- _RECORDS FOR PROCESSING_
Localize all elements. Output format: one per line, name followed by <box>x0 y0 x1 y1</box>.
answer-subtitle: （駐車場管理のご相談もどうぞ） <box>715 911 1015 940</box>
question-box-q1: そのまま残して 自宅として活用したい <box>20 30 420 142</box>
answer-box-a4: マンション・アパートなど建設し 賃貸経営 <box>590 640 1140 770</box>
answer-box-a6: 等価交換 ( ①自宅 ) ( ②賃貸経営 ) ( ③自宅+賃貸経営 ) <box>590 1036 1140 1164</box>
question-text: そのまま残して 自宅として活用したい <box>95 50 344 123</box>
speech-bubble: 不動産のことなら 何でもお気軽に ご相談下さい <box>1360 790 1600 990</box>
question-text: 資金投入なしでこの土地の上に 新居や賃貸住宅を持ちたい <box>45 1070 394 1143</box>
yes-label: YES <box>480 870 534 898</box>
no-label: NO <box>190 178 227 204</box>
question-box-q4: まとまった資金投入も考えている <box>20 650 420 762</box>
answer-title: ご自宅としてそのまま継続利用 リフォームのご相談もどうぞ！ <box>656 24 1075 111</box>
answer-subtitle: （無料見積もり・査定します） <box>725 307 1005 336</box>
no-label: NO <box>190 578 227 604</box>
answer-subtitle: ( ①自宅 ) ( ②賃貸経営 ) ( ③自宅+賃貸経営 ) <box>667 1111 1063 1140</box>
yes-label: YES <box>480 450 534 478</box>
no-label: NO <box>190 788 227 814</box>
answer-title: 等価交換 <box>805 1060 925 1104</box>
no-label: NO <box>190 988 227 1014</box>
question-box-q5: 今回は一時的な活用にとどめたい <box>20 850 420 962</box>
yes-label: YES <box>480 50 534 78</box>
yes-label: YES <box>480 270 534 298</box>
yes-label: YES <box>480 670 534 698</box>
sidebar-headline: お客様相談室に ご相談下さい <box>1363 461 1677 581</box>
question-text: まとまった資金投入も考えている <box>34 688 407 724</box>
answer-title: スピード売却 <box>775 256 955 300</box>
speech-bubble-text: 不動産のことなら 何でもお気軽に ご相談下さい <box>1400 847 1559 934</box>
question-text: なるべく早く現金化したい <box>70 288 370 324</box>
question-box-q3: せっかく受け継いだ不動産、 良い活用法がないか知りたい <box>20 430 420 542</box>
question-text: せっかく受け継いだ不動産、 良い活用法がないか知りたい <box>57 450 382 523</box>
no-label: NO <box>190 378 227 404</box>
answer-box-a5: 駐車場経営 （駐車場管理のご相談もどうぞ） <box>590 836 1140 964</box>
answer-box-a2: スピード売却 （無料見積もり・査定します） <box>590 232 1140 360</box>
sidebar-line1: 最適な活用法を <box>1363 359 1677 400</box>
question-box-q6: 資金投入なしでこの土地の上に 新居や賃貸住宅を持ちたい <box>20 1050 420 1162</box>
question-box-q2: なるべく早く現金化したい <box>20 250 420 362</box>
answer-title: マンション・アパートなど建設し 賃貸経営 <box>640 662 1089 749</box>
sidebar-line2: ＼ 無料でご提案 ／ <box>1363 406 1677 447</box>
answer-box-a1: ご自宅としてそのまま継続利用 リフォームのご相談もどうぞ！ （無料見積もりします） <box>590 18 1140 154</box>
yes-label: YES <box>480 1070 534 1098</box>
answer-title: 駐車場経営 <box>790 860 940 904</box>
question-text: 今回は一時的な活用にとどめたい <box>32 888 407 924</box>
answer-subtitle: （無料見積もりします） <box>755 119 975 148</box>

- _TASK DIRECTIONS_
Find every line in the listing above that contains the string "まとまった資金投入も考えている", and copy each of those lines.

- _RESULT OF THE EXERCISE_
question-box-q4: まとまった資金投入も考えている <box>20 650 420 762</box>
question-text: まとまった資金投入も考えている <box>34 688 407 724</box>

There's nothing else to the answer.